:: Stated exercise ::
Locate the lines where "Installment" occurs and copy them as they stand.

:: Records for processing ::
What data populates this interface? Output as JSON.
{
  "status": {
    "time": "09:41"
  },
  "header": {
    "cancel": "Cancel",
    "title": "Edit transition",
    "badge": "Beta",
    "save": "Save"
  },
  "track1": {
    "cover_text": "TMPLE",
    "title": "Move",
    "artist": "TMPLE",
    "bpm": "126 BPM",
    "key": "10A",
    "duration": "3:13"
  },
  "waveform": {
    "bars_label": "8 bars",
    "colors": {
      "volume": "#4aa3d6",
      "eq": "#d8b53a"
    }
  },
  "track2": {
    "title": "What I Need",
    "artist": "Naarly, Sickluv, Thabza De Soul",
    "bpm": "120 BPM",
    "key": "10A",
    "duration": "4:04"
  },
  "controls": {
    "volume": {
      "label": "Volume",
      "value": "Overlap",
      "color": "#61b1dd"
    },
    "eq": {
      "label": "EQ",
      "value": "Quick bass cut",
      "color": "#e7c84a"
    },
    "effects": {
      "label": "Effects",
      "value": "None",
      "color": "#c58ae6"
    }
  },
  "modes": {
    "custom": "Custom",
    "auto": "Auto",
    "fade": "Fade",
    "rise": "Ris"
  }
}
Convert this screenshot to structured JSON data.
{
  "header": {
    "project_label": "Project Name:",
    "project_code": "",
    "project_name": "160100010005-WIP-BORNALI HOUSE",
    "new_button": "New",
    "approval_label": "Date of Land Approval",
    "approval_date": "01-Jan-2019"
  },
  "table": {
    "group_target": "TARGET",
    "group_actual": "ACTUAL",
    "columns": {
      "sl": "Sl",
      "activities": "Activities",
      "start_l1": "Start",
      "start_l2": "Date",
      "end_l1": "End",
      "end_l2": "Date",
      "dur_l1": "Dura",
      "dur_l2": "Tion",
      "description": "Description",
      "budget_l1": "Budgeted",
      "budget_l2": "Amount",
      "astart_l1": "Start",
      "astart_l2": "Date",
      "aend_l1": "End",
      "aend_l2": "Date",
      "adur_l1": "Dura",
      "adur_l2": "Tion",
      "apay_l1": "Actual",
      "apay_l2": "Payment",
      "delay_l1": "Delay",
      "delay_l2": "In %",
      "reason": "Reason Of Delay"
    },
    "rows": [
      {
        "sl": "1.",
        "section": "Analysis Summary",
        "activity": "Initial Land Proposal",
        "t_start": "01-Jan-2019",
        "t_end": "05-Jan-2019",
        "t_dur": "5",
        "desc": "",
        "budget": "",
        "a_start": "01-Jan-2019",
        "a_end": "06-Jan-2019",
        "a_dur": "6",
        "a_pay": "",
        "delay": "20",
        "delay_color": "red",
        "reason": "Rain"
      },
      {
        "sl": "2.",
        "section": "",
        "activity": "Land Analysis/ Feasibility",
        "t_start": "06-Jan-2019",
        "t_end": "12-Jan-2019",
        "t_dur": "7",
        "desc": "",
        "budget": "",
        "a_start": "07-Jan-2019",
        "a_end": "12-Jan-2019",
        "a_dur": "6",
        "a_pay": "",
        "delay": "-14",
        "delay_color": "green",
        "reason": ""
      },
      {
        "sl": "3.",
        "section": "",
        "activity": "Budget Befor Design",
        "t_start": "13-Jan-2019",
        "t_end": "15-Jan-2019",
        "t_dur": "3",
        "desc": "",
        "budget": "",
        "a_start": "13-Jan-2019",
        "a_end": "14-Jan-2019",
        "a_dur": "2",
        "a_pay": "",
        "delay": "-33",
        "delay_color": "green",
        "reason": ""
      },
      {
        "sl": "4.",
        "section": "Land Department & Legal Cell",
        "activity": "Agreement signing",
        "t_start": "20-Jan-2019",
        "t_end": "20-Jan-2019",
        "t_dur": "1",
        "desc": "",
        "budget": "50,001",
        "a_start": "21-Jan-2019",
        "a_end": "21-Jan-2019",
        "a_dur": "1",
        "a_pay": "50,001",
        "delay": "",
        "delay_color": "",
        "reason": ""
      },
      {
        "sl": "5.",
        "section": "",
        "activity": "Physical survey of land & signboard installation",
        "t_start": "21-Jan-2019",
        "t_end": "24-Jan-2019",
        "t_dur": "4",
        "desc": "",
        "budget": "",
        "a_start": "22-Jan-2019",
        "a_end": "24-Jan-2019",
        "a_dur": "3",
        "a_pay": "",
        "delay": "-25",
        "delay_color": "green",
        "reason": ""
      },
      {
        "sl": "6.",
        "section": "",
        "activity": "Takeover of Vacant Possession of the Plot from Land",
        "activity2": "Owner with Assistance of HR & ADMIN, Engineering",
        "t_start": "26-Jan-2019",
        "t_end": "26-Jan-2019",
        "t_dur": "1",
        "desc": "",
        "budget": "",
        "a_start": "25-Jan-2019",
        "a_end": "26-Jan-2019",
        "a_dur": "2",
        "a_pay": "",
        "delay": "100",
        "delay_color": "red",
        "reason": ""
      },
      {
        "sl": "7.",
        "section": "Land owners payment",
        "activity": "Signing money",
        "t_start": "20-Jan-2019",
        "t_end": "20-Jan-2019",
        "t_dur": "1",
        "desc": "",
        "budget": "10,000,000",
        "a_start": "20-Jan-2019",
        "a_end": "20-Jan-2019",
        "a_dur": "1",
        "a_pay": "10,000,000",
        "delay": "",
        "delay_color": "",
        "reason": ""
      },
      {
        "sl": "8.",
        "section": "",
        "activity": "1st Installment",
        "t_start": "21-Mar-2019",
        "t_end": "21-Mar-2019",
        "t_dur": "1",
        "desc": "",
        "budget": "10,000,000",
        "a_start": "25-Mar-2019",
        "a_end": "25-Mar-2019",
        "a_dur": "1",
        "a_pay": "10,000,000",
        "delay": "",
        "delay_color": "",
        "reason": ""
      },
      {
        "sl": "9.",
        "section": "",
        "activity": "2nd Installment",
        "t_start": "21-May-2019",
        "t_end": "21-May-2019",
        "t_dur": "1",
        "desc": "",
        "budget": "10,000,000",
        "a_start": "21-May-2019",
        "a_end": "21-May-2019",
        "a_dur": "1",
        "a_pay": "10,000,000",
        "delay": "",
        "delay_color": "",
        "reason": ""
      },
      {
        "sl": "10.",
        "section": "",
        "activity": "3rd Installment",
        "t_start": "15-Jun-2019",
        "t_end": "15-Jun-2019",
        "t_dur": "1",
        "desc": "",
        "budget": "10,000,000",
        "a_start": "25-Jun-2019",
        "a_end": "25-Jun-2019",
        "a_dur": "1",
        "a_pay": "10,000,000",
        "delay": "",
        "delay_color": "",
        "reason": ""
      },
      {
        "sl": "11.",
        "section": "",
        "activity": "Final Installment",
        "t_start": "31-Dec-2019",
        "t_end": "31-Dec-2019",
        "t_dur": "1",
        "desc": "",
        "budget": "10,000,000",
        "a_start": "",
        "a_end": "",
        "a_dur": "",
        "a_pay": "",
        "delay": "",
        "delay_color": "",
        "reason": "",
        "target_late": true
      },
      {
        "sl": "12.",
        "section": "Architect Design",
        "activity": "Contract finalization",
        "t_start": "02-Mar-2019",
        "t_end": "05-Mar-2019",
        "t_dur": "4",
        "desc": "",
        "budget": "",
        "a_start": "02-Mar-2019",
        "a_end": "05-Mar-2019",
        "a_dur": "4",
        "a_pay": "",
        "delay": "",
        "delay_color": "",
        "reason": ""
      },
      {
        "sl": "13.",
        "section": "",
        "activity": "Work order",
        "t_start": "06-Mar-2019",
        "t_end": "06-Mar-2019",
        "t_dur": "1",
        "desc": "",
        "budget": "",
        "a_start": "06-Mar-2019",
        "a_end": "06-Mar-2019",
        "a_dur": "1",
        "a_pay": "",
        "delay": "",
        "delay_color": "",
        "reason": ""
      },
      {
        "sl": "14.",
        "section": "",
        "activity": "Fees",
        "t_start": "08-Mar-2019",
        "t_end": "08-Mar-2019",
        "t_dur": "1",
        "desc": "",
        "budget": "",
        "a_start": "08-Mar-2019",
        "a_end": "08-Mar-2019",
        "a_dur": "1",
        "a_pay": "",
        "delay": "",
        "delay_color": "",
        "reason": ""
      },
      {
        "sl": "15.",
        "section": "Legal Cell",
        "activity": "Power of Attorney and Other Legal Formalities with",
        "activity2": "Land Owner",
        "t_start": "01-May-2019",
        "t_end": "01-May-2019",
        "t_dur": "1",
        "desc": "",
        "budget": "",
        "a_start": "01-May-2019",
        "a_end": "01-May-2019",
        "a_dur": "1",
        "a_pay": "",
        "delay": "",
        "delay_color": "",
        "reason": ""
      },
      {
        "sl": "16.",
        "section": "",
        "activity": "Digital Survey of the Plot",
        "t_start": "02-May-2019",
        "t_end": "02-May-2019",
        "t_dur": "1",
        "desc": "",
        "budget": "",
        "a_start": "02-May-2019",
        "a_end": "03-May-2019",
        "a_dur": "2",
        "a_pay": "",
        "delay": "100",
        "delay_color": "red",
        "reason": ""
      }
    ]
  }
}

:: Output ::
        "activity": "1st Installment",
        "activity": "2nd Installment",
        "activity": "3rd Installment",
        "activity": "Final Installment",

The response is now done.